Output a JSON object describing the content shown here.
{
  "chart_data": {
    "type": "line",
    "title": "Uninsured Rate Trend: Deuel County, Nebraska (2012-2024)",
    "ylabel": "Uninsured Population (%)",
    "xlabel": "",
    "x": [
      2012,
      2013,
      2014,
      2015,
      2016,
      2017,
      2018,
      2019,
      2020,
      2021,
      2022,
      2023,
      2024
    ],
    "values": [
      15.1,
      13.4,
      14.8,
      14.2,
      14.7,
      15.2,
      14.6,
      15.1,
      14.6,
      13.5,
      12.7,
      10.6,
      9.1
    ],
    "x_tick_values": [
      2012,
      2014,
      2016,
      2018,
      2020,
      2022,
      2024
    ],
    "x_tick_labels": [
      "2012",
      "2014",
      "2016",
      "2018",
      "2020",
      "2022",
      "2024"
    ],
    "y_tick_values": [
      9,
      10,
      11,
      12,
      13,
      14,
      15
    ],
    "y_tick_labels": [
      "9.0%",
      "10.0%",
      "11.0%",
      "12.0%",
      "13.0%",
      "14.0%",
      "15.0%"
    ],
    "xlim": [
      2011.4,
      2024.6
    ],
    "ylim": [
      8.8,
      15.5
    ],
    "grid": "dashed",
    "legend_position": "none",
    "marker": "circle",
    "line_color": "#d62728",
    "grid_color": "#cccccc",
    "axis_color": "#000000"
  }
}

····················

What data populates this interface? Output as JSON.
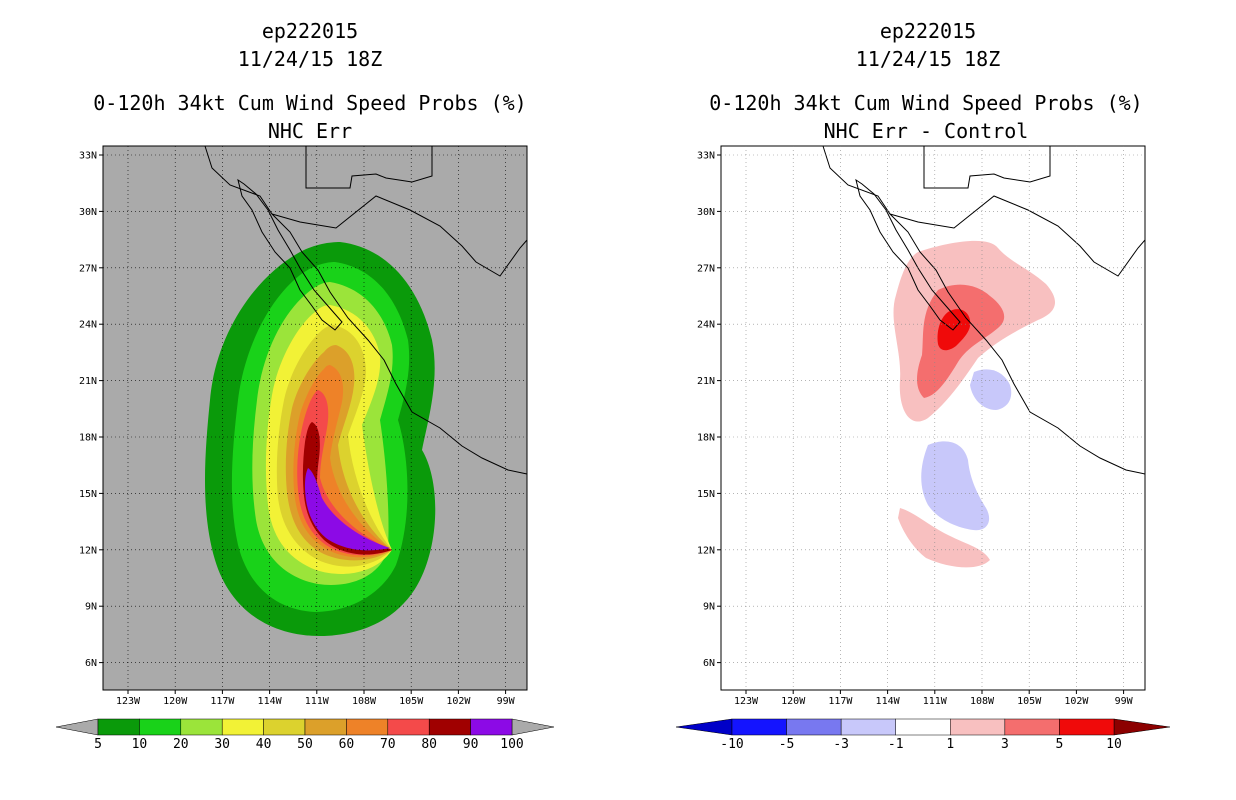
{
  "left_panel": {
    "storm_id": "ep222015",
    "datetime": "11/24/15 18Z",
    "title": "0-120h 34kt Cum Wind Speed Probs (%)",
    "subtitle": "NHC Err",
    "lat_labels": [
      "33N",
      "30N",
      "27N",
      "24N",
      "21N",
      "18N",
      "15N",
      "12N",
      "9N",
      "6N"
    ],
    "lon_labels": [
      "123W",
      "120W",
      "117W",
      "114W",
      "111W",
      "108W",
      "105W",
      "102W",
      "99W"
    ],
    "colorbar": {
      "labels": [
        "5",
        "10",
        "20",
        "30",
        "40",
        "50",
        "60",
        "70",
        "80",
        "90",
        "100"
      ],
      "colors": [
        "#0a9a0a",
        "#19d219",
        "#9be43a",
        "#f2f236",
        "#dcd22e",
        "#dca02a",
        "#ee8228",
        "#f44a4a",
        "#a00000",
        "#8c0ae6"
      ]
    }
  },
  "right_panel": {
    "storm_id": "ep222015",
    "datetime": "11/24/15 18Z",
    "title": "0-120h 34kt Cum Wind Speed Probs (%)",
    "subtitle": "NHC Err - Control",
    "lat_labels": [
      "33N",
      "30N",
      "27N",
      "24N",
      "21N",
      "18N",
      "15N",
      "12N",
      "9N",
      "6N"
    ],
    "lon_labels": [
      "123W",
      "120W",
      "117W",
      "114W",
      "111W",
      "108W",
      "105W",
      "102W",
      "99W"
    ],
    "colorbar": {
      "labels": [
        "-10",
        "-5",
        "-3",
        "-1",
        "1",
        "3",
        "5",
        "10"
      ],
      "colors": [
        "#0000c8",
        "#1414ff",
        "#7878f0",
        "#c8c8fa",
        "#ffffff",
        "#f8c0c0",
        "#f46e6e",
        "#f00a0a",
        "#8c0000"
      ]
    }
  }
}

····················

* **WRITTEN TASK**
Look through the material above and work out how many of its lines contain "subtitle". State the number only.

* **CORRECT ANSWER**
2